Output, word for word, every line from the line with "Decode this image" through the final line of the data below.

[START OF Data to process]

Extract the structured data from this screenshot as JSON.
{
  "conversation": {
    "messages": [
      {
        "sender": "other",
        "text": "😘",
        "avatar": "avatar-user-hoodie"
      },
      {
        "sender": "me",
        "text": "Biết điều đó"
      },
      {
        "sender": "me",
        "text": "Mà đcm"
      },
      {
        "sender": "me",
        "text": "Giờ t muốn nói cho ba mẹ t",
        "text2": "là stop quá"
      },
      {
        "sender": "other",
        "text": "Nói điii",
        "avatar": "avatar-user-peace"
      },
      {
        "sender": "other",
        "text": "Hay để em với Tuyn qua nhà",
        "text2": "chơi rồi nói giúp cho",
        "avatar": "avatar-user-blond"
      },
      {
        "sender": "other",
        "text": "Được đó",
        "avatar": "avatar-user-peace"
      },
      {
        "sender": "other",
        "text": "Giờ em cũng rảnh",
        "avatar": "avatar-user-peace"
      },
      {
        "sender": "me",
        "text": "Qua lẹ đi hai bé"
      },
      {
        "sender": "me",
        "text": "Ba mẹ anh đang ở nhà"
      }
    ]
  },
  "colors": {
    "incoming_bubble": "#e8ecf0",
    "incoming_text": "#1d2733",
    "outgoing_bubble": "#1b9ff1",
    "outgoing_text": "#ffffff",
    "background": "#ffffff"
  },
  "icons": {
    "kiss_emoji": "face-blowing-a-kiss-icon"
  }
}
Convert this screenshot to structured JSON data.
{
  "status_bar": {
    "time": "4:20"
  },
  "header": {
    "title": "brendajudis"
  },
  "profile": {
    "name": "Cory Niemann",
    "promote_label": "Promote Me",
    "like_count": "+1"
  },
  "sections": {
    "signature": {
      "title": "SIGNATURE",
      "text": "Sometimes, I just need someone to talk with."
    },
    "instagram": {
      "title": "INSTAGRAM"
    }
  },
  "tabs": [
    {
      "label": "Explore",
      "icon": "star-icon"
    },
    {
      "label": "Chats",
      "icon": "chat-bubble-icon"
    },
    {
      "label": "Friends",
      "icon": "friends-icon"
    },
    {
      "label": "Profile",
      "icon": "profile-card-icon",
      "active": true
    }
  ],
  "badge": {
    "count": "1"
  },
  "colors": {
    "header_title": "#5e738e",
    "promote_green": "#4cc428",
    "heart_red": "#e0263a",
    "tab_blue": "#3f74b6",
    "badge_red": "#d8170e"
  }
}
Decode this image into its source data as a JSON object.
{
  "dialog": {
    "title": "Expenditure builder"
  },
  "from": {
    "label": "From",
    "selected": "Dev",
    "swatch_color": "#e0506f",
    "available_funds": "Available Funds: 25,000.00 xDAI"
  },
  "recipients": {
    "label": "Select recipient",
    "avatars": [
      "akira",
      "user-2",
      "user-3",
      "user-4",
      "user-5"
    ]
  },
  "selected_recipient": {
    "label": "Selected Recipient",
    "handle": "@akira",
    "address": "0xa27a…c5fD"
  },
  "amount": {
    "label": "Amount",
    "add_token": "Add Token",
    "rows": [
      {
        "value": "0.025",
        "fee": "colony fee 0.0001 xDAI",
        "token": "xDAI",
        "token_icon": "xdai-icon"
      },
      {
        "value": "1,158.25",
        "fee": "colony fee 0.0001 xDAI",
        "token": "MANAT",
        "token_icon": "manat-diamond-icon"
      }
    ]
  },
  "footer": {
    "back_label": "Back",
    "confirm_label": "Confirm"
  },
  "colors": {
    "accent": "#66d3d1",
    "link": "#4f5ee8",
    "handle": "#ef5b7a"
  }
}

[END OF Data to process]

→ **Worked answer**
Decode this image into its source data as a JSON object.
{
  "dialog": {
    "title": "Expenditure builder"
  },
  "from": {
    "label": "From",
    "selected": "Dev",
    "swatch_color": "#e0506f",
    "available_funds": "Available Funds: 25,000.00 xDAI"
  },
  "recipients": {
    "label": "Select recipient",
    "avatars": [
      "akira",
      "user-2",
      "user-3",
      "user-4",
      "user-5"
    ]
  },
  "selected_recipient": {
    "label": "Selected Recipient",
    "handle": "@akira",
    "address": "0xa27a…c5fD"
  },
  "amount": {
    "label": "Amount",
    "add_token": "Add Token",
    "rows": [
      {
        "value": "0.025",
        "fee": "colony fee 0.0001 xDAI",
        "token": "xDAI",
        "token_icon": "xdai-icon"
      },
      {
        "value": "1,158.25",
        "fee": "colony fee 0.0001 xDAI",
        "token": "MANAT",
        "token_icon": "manat-diamond-icon"
      }
    ]
  },
  "footer": {
    "back_label": "Back",
    "confirm_label": "Confirm"
  },
  "colors": {
    "accent": "#66d3d1",
    "link": "#4f5ee8",
    "handle": "#ef5b7a"
  }
}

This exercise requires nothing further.